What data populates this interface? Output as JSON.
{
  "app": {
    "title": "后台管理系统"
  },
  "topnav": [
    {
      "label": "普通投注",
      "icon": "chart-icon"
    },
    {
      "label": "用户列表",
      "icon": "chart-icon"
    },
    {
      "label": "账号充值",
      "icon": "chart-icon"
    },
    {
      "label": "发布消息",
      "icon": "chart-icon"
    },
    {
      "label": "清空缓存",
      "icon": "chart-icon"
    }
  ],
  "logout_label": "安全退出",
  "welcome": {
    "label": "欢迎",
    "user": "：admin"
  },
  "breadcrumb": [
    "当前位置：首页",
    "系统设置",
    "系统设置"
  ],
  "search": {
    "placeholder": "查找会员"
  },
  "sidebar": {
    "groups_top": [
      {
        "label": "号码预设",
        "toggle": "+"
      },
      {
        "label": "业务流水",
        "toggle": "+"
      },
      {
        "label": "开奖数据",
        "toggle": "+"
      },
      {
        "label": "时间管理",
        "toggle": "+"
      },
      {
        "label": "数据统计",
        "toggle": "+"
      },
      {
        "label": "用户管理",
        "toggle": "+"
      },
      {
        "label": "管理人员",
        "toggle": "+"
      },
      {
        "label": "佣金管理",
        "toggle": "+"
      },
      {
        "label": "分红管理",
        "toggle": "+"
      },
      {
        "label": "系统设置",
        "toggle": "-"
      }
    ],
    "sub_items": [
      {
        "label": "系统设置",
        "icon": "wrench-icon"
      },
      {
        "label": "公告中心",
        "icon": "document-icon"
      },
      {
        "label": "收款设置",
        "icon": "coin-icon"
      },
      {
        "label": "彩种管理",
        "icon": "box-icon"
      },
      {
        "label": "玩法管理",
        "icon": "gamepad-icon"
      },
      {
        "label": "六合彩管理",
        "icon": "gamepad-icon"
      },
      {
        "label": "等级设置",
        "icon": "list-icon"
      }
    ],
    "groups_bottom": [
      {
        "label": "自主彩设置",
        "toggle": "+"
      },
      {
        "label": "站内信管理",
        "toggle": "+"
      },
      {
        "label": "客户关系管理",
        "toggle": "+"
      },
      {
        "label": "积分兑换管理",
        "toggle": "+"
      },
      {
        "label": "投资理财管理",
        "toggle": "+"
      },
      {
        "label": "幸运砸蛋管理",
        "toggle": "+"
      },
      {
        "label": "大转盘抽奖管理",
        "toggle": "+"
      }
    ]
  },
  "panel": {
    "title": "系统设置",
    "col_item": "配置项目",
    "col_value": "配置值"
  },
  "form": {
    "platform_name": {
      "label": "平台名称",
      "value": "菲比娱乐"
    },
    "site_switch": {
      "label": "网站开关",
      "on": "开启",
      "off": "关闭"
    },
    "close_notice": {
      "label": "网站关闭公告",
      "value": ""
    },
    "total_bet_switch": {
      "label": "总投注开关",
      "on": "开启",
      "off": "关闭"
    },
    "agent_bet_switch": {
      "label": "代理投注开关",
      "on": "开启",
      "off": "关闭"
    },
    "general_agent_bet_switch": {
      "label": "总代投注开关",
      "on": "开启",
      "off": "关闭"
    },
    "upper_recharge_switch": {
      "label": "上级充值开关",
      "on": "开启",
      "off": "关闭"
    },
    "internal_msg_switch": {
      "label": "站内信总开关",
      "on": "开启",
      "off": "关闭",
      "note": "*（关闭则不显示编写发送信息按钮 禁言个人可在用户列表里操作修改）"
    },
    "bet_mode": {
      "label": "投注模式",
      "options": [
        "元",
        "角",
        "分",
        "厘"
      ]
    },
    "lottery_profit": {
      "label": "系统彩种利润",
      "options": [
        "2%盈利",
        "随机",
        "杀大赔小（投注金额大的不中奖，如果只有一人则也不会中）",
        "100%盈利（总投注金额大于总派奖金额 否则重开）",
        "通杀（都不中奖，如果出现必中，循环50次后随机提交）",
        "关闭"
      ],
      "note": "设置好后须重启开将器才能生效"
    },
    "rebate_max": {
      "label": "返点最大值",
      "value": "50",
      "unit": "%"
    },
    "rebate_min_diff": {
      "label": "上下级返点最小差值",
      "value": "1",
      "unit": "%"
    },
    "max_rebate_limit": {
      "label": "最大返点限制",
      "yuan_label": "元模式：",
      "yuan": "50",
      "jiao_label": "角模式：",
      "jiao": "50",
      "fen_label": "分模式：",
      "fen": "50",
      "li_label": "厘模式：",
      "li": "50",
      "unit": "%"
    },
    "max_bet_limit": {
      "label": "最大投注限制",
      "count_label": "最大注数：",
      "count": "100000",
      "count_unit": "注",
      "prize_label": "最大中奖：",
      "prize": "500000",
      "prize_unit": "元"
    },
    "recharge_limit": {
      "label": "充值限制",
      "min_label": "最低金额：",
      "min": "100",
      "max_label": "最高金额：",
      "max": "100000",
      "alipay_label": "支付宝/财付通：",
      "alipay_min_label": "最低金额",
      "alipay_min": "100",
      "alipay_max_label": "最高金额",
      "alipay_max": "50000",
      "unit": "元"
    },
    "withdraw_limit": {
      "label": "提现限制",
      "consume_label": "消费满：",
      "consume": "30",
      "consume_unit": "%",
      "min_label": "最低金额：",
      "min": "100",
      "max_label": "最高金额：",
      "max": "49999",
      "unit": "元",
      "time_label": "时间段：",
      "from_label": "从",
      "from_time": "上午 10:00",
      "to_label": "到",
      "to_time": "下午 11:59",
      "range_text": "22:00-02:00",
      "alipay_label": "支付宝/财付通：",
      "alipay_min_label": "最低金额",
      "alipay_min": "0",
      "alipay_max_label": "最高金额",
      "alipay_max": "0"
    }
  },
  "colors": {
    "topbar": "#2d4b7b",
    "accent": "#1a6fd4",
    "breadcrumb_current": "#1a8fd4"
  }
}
************
→ Given problem:
Return the entries in full, keeping every line exactly as it is.

→ Finished task:
What data populates this interface? Output as JSON.
{
  "app": {
    "title": "后台管理系统"
  },
  "topnav": [
    {
      "label": "普通投注",
      "icon": "chart-icon"
    },
    {
      "label": "用户列表",
      "icon": "chart-icon"
    },
    {
      "label": "账号充值",
      "icon": "chart-icon"
    },
    {
      "label": "发布消息",
      "icon": "chart-icon"
    },
    {
      "label": "清空缓存",
      "icon": "chart-icon"
    }
  ],
  "logout_label": "安全退出",
  "welcome": {
    "label": "欢迎",
    "user": "：admin"
  },
  "breadcrumb": [
    "当前位置：首页",
    "系统设置",
    "系统设置"
  ],
  "search": {
    "placeholder": "查找会员"
  },
  "sidebar": {
    "groups_top": [
      {
        "label": "号码预设",
        "toggle": "+"
      },
      {
        "label": "业务流水",
        "toggle": "+"
      },
      {
        "label": "开奖数据",
        "toggle": "+"
      },
      {
        "label": "时间管理",
        "toggle": "+"
      },
      {
        "label": "数据统计",
        "toggle": "+"
      },
      {
        "label": "用户管理",
        "toggle": "+"
      },
      {
        "label": "管理人员",
        "toggle": "+"
      },
      {
        "label": "佣金管理",
        "toggle": "+"
      },
      {
        "label": "分红管理",
        "toggle": "+"
      },
      {
        "label": "系统设置",
        "toggle": "-"
      }
    ],
    "sub_items": [
      {
        "label": "系统设置",
        "icon": "wrench-icon"
      },
      {
        "label": "公告中心",
        "icon": "document-icon"
      },
      {
        "label": "收款设置",
        "icon": "coin-icon"
      },
      {
        "label": "彩种管理",
        "icon": "box-icon"
      },
      {
        "label": "玩法管理",
        "icon": "gamepad-icon"
      },
      {
        "label": "六合彩管理",
        "icon": "gamepad-icon"
      },
      {
        "label": "等级设置",
        "icon": "list-icon"
      }
    ],
    "groups_bottom": [
      {
        "label": "自主彩设置",
        "toggle": "+"
      },
      {
        "label": "站内信管理",
        "toggle": "+"
      },
      {
        "label": "客户关系管理",
        "toggle": "+"
      },
      {
        "label": "积分兑换管理",
        "toggle": "+"
      },
      {
        "label": "投资理财管理",
        "toggle": "+"
      },
      {
        "label": "幸运砸蛋管理",
        "toggle": "+"
      },
      {
        "label": "大转盘抽奖管理",
        "toggle": "+"
      }
    ]
  },
  "panel": {
    "title": "系统设置",
    "col_item": "配置项目",
    "col_value": "配置值"
  },
  "form": {
    "platform_name": {
      "label": "平台名称",
      "value": "菲比娱乐"
    },
    "site_switch": {
      "label": "网站开关",
      "on": "开启",
      "off": "关闭"
    },
    "close_notice": {
      "label": "网站关闭公告",
      "value": ""
    },
    "total_bet_switch": {
      "label": "总投注开关",
      "on": "开启",
      "off": "关闭"
    },
    "agent_bet_switch": {
      "label": "代理投注开关",
      "on": "开启",
      "off": "关闭"
    },
    "general_agent_bet_switch": {
      "label": "总代投注开关",
      "on": "开启",
      "off": "关闭"
    },
    "upper_recharge_switch": {
      "label": "上级充值开关",
      "on": "开启",
      "off": "关闭"
    },
    "internal_msg_switch": {
      "label": "站内信总开关",
      "on": "开启",
      "off": "关闭",
      "note": "*（关闭则不显示编写发送信息按钮 禁言个人可在用户列表里操作修改）"
    },
    "bet_mode": {
      "label": "投注模式",
      "options": [
        "元",
        "角",
        "分",
        "厘"
      ]
    },
    "lottery_profit": {
      "label": "系统彩种利润",
      "options": [
        "2%盈利",
        "随机",
        "杀大赔小（投注金额大的不中奖，如果只有一人则也不会中）",
        "100%盈利（总投注金额大于总派奖金额 否则重开）",
        "通杀（都不中奖，如果出现必中，循环50次后随机提交）",
        "关闭"
      ],
      "note": "设置好后须重启开将器才能生效"
    },
    "rebate_max": {
      "label": "返点最大值",
      "value": "50",
      "unit": "%"
    },
    "rebate_min_diff": {
      "label": "上下级返点最小差值",
      "value": "1",
      "unit": "%"
    },
    "max_rebate_limit": {
      "label": "最大返点限制",
      "yuan_label": "元模式：",
      "yuan": "50",
      "jiao_label": "角模式：",
      "jiao": "50",
      "fen_label": "分模式：",
      "fen": "50",
      "li_label": "厘模式：",
      "li": "50",
      "unit": "%"
    },
    "max_bet_limit": {
      "label": "最大投注限制",
      "count_label": "最大注数：",
      "count": "100000",
      "count_unit": "注",
      "prize_label": "最大中奖：",
      "prize": "500000",
      "prize_unit": "元"
    },
    "recharge_limit": {
      "label": "充值限制",
      "min_label": "最低金额：",
      "min": "100",
      "max_label": "最高金额：",
      "max": "100000",
      "alipay_label": "支付宝/财付通：",
      "alipay_min_label": "最低金额",
      "alipay_min": "100",
      "alipay_max_label": "最高金额",
      "alipay_max": "50000",
      "unit": "元"
    },
    "withdraw_limit": {
      "label": "提现限制",
      "consume_label": "消费满：",
      "consume": "30",
      "consume_unit": "%",
      "min_label": "最低金额：",
      "min": "100",
      "max_label": "最高金额：",
      "max": "49999",
      "unit": "元",
      "time_label": "时间段：",
      "from_label": "从",
      "from_time": "上午 10:00",
      "to_label": "到",
      "to_time": "下午 11:59",
      "range_text": "22:00-02:00",
      "alipay_label": "支付宝/财付通：",
      "alipay_min_label": "最低金额",
      "alipay_min": "0",
      "alipay_max_label": "最高金额",
      "alipay_max": "0"
    }
  },
  "colors": {
    "topbar": "#2d4b7b",
    "accent": "#1a6fd4",
    "breadcrumb_current": "#1a8fd4"
  }
}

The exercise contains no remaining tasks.